┏━━

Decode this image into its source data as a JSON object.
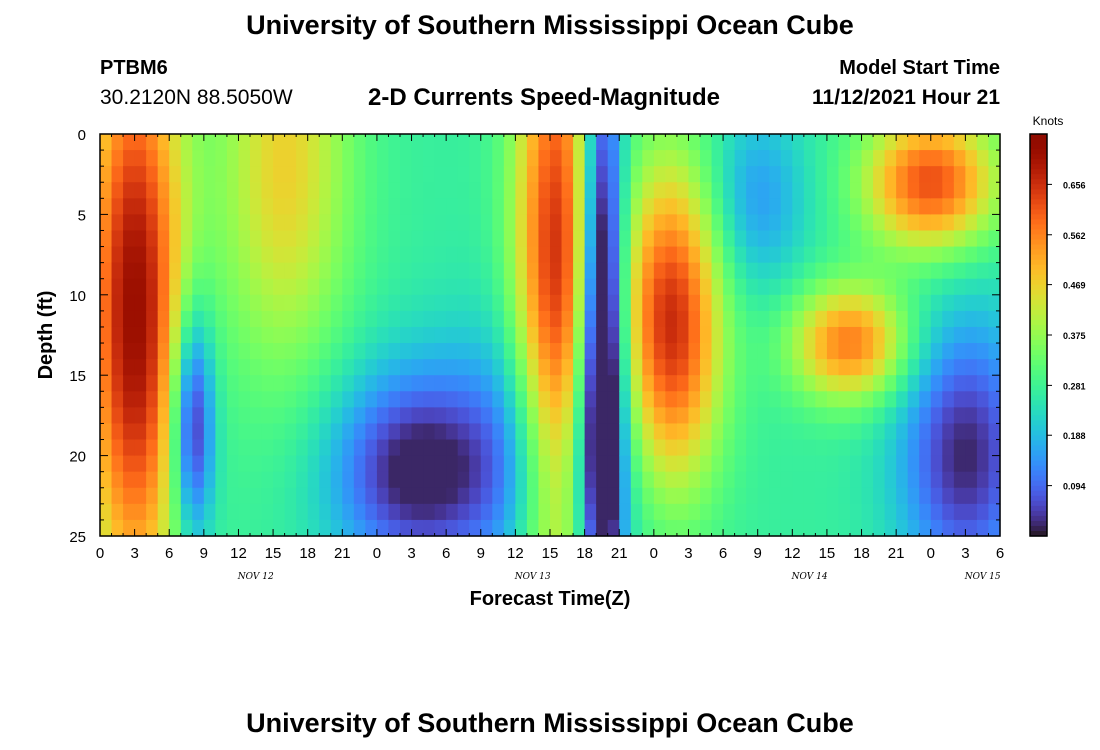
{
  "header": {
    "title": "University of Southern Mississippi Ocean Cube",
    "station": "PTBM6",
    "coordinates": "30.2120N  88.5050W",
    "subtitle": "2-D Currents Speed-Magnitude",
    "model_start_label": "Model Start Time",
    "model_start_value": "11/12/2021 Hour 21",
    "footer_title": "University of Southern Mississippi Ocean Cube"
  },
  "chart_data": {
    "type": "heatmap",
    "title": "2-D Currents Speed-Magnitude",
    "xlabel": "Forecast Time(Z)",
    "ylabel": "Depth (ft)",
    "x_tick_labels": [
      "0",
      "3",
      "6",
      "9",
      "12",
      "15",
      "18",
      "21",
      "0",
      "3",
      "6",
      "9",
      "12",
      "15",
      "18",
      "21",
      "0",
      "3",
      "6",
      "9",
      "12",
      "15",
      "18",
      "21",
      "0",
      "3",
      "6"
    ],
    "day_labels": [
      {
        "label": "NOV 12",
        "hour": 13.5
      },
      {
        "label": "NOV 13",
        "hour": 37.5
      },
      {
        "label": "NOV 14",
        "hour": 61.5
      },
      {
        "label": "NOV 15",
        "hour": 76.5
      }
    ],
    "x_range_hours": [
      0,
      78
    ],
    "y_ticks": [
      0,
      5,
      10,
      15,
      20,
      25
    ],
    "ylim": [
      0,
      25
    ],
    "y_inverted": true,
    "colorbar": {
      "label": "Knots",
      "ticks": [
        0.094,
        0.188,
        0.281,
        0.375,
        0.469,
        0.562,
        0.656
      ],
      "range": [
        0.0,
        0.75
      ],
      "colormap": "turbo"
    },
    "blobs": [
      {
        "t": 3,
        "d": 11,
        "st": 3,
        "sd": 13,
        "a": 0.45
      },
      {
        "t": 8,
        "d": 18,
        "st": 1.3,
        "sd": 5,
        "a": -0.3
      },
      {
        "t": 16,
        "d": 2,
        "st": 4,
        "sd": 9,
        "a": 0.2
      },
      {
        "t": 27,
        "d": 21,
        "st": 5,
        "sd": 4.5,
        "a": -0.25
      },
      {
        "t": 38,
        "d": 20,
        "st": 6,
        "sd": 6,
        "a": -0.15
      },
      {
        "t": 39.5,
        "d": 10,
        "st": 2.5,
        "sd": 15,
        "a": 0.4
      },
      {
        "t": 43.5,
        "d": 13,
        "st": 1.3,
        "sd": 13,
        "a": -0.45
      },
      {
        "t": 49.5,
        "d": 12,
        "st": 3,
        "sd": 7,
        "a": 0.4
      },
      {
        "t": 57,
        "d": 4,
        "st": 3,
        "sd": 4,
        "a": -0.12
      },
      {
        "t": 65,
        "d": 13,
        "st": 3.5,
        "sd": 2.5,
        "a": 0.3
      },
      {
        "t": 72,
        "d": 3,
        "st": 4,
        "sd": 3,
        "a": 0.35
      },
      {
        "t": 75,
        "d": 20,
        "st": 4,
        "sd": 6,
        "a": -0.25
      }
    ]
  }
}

┗━━

= What this task involves =
Without the pictures, write out the whole listing above exactly as it appears.

= Exercise result =
Decode this image into its source data as a JSON object.
{
  "header": {
    "title": "University of Southern Mississippi Ocean Cube",
    "station": "PTBM6",
    "coordinates": "30.2120N  88.5050W",
    "subtitle": "2-D Currents Speed-Magnitude",
    "model_start_label": "Model Start Time",
    "model_start_value": "11/12/2021 Hour 21",
    "footer_title": "University of Southern Mississippi Ocean Cube"
  },
  "chart_data": {
    "type": "heatmap",
    "title": "2-D Currents Speed-Magnitude",
    "xlabel": "Forecast Time(Z)",
    "ylabel": "Depth (ft)",
    "x_tick_labels": [
      "0",
      "3",
      "6",
      "9",
      "12",
      "15",
      "18",
      "21",
      "0",
      "3",
      "6",
      "9",
      "12",
      "15",
      "18",
      "21",
      "0",
      "3",
      "6",
      "9",
      "12",
      "15",
      "18",
      "21",
      "0",
      "3",
      "6"
    ],
    "day_labels": [
      {
        "label": "NOV 12",
        "hour": 13.5
      },
      {
        "label": "NOV 13",
        "hour": 37.5
      },
      {
        "label": "NOV 14",
        "hour": 61.5
      },
      {
        "label": "NOV 15",
        "hour": 76.5
      }
    ],
    "x_range_hours": [
      0,
      78
    ],
    "y_ticks": [
      0,
      5,
      10,
      15,
      20,
      25
    ],
    "ylim": [
      0,
      25
    ],
    "y_inverted": true,
    "colorbar": {
      "label": "Knots",
      "ticks": [
        0.094,
        0.188,
        0.281,
        0.375,
        0.469,
        0.562,
        0.656
      ],
      "range": [
        0.0,
        0.75
      ],
      "colormap": "turbo"
    },
    "blobs": [
      {
        "t": 3,
        "d": 11,
        "st": 3,
        "sd": 13,
        "a": 0.45
      },
      {
        "t": 8,
        "d": 18,
        "st": 1.3,
        "sd": 5,
        "a": -0.3
      },
      {
        "t": 16,
        "d": 2,
        "st": 4,
        "sd": 9,
        "a": 0.2
      },
      {
        "t": 27,
        "d": 21,
        "st": 5,
        "sd": 4.5,
        "a": -0.25
      },
      {
        "t": 38,
        "d": 20,
        "st": 6,
        "sd": 6,
        "a": -0.15
      },
      {
        "t": 39.5,
        "d": 10,
        "st": 2.5,
        "sd": 15,
        "a": 0.4
      },
      {
        "t": 43.5,
        "d": 13,
        "st": 1.3,
        "sd": 13,
        "a": -0.45
      },
      {
        "t": 49.5,
        "d": 12,
        "st": 3,
        "sd": 7,
        "a": 0.4
      },
      {
        "t": 57,
        "d": 4,
        "st": 3,
        "sd": 4,
        "a": -0.12
      },
      {
        "t": 65,
        "d": 13,
        "st": 3.5,
        "sd": 2.5,
        "a": 0.3
      },
      {
        "t": 72,
        "d": 3,
        "st": 4,
        "sd": 3,
        "a": 0.35
      },
      {
        "t": 75,
        "d": 20,
        "st": 4,
        "sd": 6,
        "a": -0.25
      }
    ]
  }
}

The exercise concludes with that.